Collected data >>
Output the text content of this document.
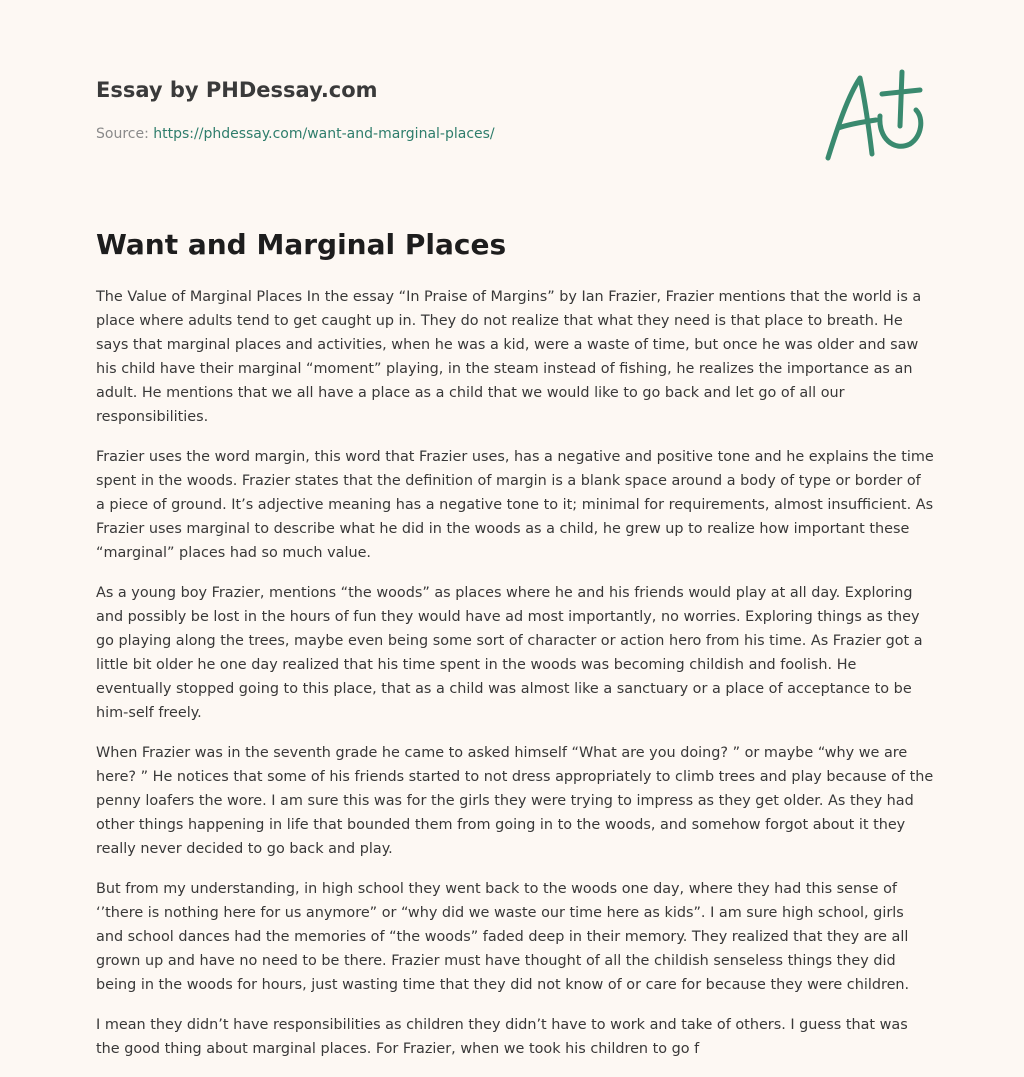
Essay by PHDessay.com
Source: https://phdessay.com/want-and-marginal-places/
Want and Marginal Places

The Value of Marginal Places In the essay “In Praise of Margins” by Ian Frazier, Frazier mentions that the world is a place where adults tend to get caught up in. They do not realize that what they need is that place to breath. He says that marginal places and activities, when he was a kid, were a waste of time, but once he was older and saw his child have their marginal “moment” playing, in the steam instead of fishing, he realizes the importance as an adult. He mentions that we all have a place as a child that we would like to go back and let go of all our responsibilities.

Frazier uses the word margin, this word that Frazier uses, has a negative and positive tone and he explains the time spent in the woods. Frazier states that the definition of margin is a blank space around a body of type or border of a piece of ground. It’s adjective meaning has a negative tone to it; minimal for requirements, almost insufficient. As Frazier uses marginal to describe what he did in the woods as a child, he grew up to realize how important these “marginal” places had so much value.

As a young boy Frazier, mentions “the woods” as places where he and his friends would play at all day. Exploring and possibly be lost in the hours of fun they would have ad most importantly, no worries. Exploring things as they go playing along the trees, maybe even being some sort of character or action hero from his time. As Frazier got a little bit older he one day realized that his time spent in the woods was becoming childish and foolish. He eventually stopped going to this place, that as a child was almost like a sanctuary or a place of acceptance to be him-self freely.

When Frazier was in the seventh grade he came to asked himself “What are you doing? ” or maybe “why we are here? ” He notices that some of his friends started to not dress appropriately to climb trees and play because of the penny loafers the wore. I am sure this was for the girls they were trying to impress as they get older. As they had other things happening in life that bounded them from going in to the woods, and somehow forgot about it they really never decided to go back and play.

But from my understanding, in high school they went back to the woods one day, where they had this sense of ‘’there is nothing here for us anymore” or “why did we waste our time here as kids”. I am sure high school, girls and school dances had the memories of “the woods” faded deep in their memory. They realized that they are all grown up and have no need to be there. Frazier must have thought of all the childish senseless things they did being in the woods for hours, just wasting time that they did not know of or care for because they were children.

I mean they didn’t have responsibilities as children they didn’t have to work and take of others. I guess that was the good thing about marginal places. For Frazier, when we took his children to go f
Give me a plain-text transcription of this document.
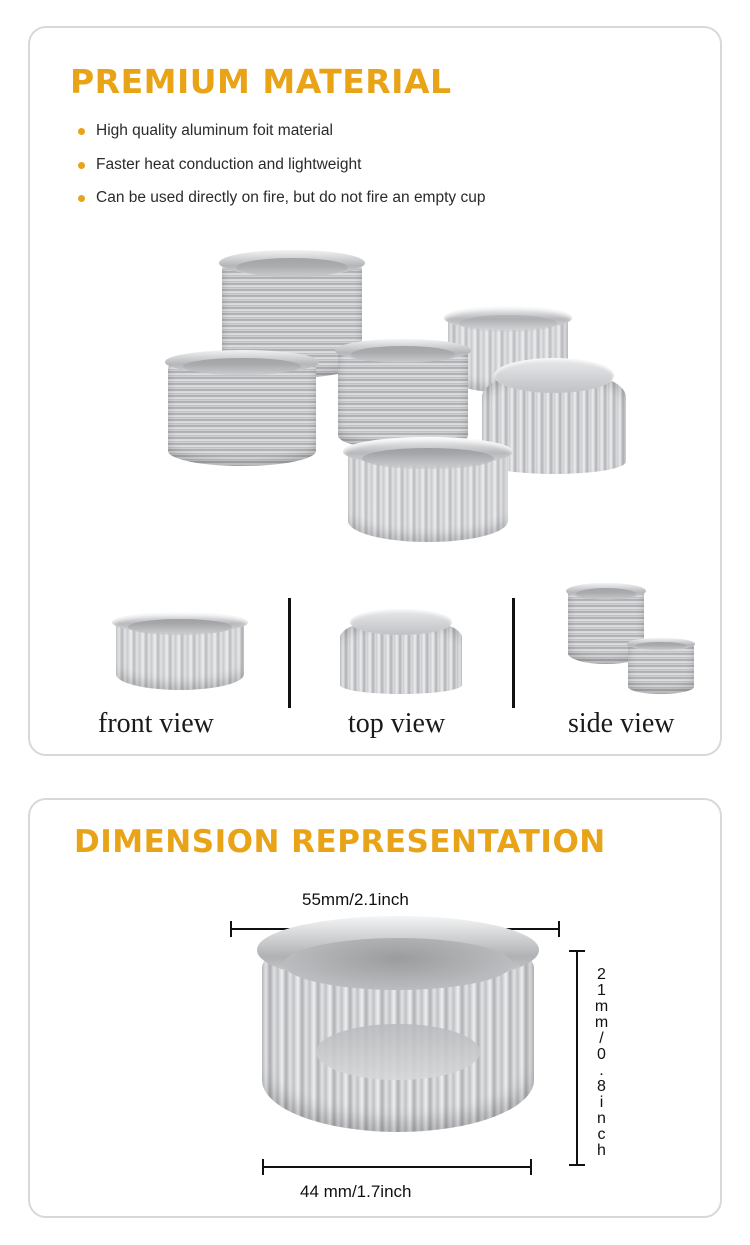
PREMIUM MATERIAL
High quality aluminum foit material
Faster heat conduction and lightweight
Can be used directly on fire, but do not fire an empty cup
front view	top view	side view
DIMENSION REPRESENTATION
55mm/2.1inch
21mm/0.8inch
44 mm/1.7inch
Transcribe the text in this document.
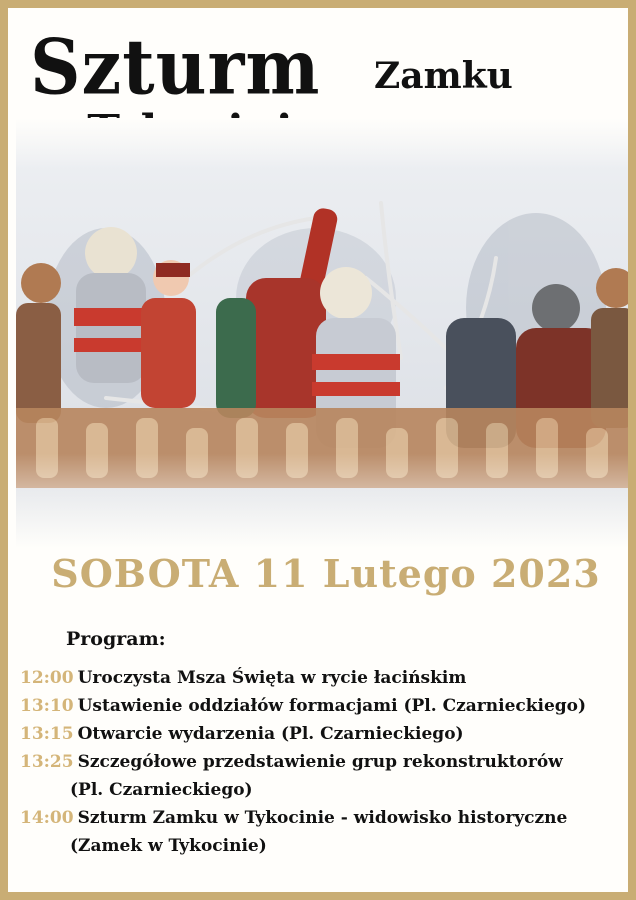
Szturm Zamku
SOBOTA 11 Lutego 2023
Program:
12:00 Uroczysta Msza Święta w rycie łacińskim
13:10 Ustawienie oddziałów formacjami (Pl. Czarnieckiego)
13:15 Otwarcie wydarzenia (Pl. Czarnieckiego)
13:25 Szczegółowe przedstawienie grup rekonstruktorów
(Pl. Czarnieckiego)
14:00 Szturm Zamku w Tykocinie - widowisko historyczne
(Zamek w Tykocinie)
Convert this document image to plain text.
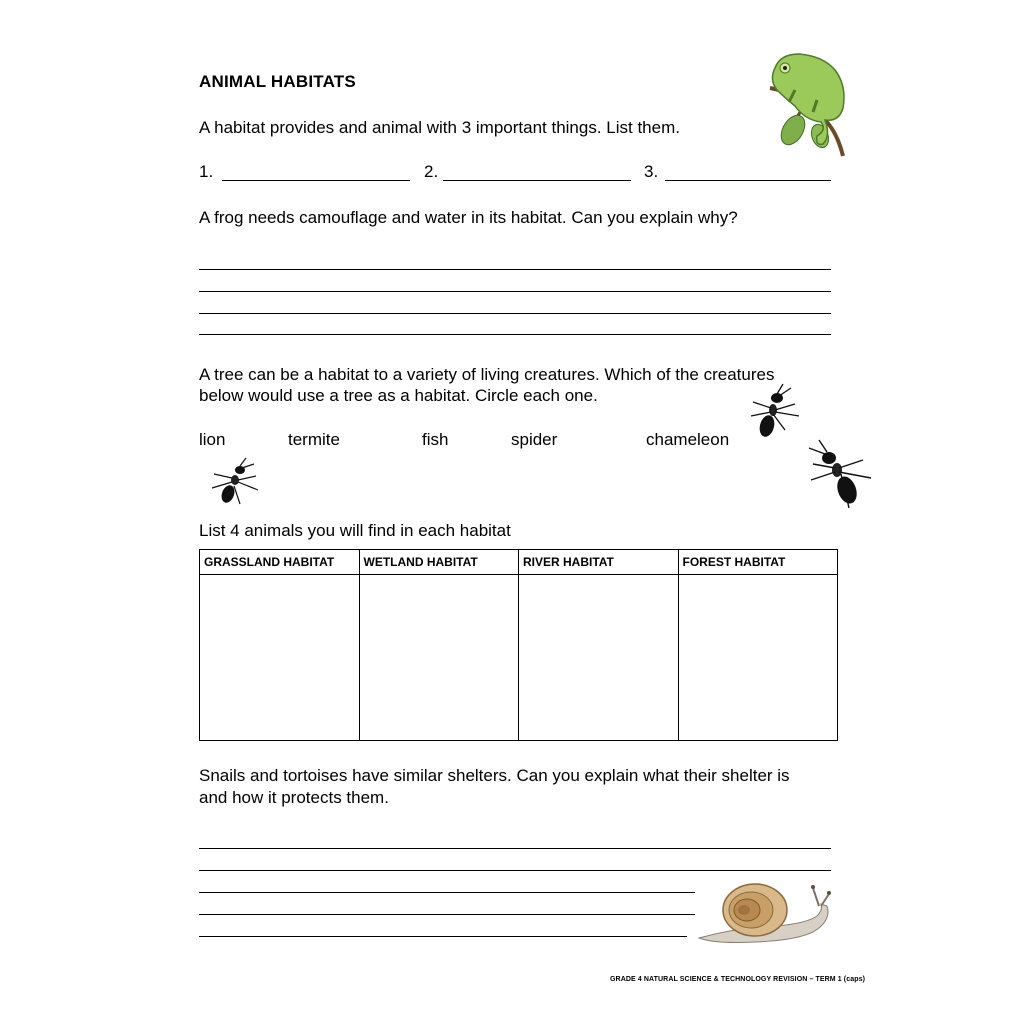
ANIMAL HABITATS
A habitat provides and animal with 3 important things. List them.
1.	2.	3.
A frog needs camouflage and water in its habitat. Can you explain why?
A tree can be a habitat to a variety of living creatures. Which of the creatures
below would use a tree as a habitat. Circle each one.
lion	termite	fish	spider	chameleon
List 4 animals you will find in each habitat
GRASSLAND HABITAT	WETLAND HABITAT	RIVER HABITAT	FOREST HABITAT

Snails and tortoises have similar shelters. Can you explain what their shelter is
and how it protects them.
GRADE 4 NATURAL SCIENCE & TECHNOLOGY REVISION – TERM 1 (caps)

Work required >> Images in the records should not be copied. Repeat all the rest exactly.

Solution for this exercise >>
Output the text content of this document.
Essay by PHDessay.com
Source: https://phdessay.com/want-and-marginal-places/
Want and Marginal Places

The Value of Marginal Places In the essay “In Praise of Margins” by Ian Frazier, Frazier mentions that the world is a place where adults tend to get caught up in. They do not realize that what they need is that place to breath. He says that marginal places and activities, when he was a kid, were a waste of time, but once he was older and saw his child have their marginal “moment” playing, in the steam instead of fishing, he realizes the importance as an adult. He mentions that we all have a place as a child that we would like to go back and let go of all our responsibilities.

Frazier uses the word margin, this word that Frazier uses, has a negative and positive tone and he explains the time spent in the woods. Frazier states that the definition of margin is a blank space around a body of type or border of a piece of ground. It’s adjective meaning has a negative tone to it; minimal for requirements, almost insufficient. As Frazier uses marginal to describe what he did in the woods as a child, he grew up to realize how important these “marginal” places had so much value.

As a young boy Frazier, mentions “the woods” as places where he and his friends would play at all day. Exploring and possibly be lost in the hours of fun they would have ad most importantly, no worries. Exploring things as they go playing along the trees, maybe even being some sort of character or action hero from his time. As Frazier got a little bit older he one day realized that his time spent in the woods was becoming childish and foolish. He eventually stopped going to this place, that as a child was almost like a sanctuary or a place of acceptance to be him-self freely.

When Frazier was in the seventh grade he came to asked himself “What are you doing? ” or maybe “why we are here? ” He notices that some of his friends started to not dress appropriately to climb trees and play because of the penny loafers the wore. I am sure this was for the girls they were trying to impress as they get older. As they had other things happening in life that bounded them from going in to the woods, and somehow forgot about it they really never decided to go back and play.

But from my understanding, in high school they went back to the woods one day, where they had this sense of ‘’there is nothing here for us anymore” or “why did we waste our time here as kids”. I am sure high school, girls and school dances had the memories of “the woods” faded deep in their memory. They realized that they are all grown up and have no need to be there. Frazier must have thought of all the childish senseless things they did being in the woods for hours, just wasting time that they did not know of or care for because they were children.

I mean they didn’t have responsibilities as children they didn’t have to work and take of others. I guess that was the good thing about marginal places. For Frazier, when we took his children to go f
Give me a plain-text transcription of this document.
PREMIUM MATERIAL
High quality aluminum foit material
Faster heat conduction and lightweight
Can be used directly on fire, but do not fire an empty cup
front view	top view	side view
DIMENSION REPRESENTATION
55mm/2.1inch
21mm/0.8inch
44 mm/1.7inch
Transcribe the text in this document.
Szturm Zamku
SOBOTA 11 Lutego 2023
Program:
12:00 Uroczysta Msza Święta w rycie łacińskim
13:10 Ustawienie oddziałów formacjami (Pl. Czarnieckiego)
13:15 Otwarcie wydarzenia (Pl. Czarnieckiego)
13:25 Szczegółowe przedstawienie grup rekonstruktorów
(Pl. Czarnieckiego)
14:00 Szturm Zamku w Tykocinie - widowisko historyczne
(Zamek w Tykocinie)
Convert this document image to plain text.
ANIMAL HABITATS
A habitat provides and animal with 3 important things. List them.
1.	2.	3.
A frog needs camouflage and water in its habitat. Can you explain why?
A tree can be a habitat to a variety of living creatures. Which of the creatures
below would use a tree as a habitat. Circle each one.
lion	termite	fish	spider	chameleon
List 4 animals you will find in each habitat
GRASSLAND HABITAT	WETLAND HABITAT	RIVER HABITAT	FOREST HABITAT

Snails and tortoises have similar shelters. Can you explain what their shelter is
and how it protects them.
GRADE 4 NATURAL SCIENCE & TECHNOLOGY REVISION – TERM 1 (caps)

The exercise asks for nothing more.